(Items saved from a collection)
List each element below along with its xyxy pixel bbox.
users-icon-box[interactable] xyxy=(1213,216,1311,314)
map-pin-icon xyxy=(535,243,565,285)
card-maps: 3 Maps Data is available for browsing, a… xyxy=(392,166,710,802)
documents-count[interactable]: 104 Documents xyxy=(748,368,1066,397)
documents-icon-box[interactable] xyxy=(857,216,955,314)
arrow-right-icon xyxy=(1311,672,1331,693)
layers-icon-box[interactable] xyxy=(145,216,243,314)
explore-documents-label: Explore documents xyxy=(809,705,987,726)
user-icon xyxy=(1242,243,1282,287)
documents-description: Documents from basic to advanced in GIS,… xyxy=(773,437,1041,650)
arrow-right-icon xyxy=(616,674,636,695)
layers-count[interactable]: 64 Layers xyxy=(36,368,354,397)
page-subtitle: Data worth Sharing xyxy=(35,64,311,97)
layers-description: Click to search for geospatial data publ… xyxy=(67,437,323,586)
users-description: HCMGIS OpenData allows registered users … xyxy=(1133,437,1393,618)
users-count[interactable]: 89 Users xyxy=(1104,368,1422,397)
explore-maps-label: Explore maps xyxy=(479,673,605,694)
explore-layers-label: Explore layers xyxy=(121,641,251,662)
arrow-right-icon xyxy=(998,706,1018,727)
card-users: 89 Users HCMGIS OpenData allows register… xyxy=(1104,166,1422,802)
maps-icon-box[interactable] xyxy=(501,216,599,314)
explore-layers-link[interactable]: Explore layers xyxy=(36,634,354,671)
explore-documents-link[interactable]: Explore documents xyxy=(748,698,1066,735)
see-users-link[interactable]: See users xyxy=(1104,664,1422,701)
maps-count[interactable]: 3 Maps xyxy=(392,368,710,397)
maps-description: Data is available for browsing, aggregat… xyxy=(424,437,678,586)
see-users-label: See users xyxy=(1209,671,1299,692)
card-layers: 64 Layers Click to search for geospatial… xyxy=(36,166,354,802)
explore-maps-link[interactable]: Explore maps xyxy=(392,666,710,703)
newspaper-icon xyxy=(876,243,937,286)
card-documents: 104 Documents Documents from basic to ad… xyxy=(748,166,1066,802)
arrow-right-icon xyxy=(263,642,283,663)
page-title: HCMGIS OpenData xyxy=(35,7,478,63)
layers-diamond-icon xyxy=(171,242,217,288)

> [Exercise] Retype the material exactly, from its first line through the line containing "maps-description: Data is", inclusive.

> [The response]
List each element below along with its xyxy pixel bbox.
users-icon-box[interactable] xyxy=(1213,216,1311,314)
map-pin-icon xyxy=(535,243,565,285)
card-maps: 3 Maps Data is available for browsing, a… xyxy=(392,166,710,802)
documents-count[interactable]: 104 Documents xyxy=(748,368,1066,397)
documents-icon-box[interactable] xyxy=(857,216,955,314)
arrow-right-icon xyxy=(1311,672,1331,693)
layers-icon-box[interactable] xyxy=(145,216,243,314)
explore-documents-label: Explore documents xyxy=(809,705,987,726)
user-icon xyxy=(1242,243,1282,287)
documents-description: Documents from basic to advanced in GIS,… xyxy=(773,437,1041,650)
arrow-right-icon xyxy=(616,674,636,695)
layers-count[interactable]: 64 Layers xyxy=(36,368,354,397)
page-subtitle: Data worth Sharing xyxy=(35,64,311,97)
layers-description: Click to search for geospatial data publ… xyxy=(67,437,323,586)
users-description: HCMGIS OpenData allows registered users … xyxy=(1133,437,1393,618)
users-count[interactable]: 89 Users xyxy=(1104,368,1422,397)
explore-maps-label: Explore maps xyxy=(479,673,605,694)
explore-layers-label: Explore layers xyxy=(121,641,251,662)
arrow-right-icon xyxy=(998,706,1018,727)
card-users: 89 Users HCMGIS OpenData allows register… xyxy=(1104,166,1422,802)
maps-icon-box[interactable] xyxy=(501,216,599,314)
explore-layers-link[interactable]: Explore layers xyxy=(36,634,354,671)
explore-documents-link[interactable]: Explore documents xyxy=(748,698,1066,735)
see-users-link[interactable]: See users xyxy=(1104,664,1422,701)
maps-count[interactable]: 3 Maps xyxy=(392,368,710,397)
maps-description: Data is available for browsing, aggregat… xyxy=(424,437,678,586)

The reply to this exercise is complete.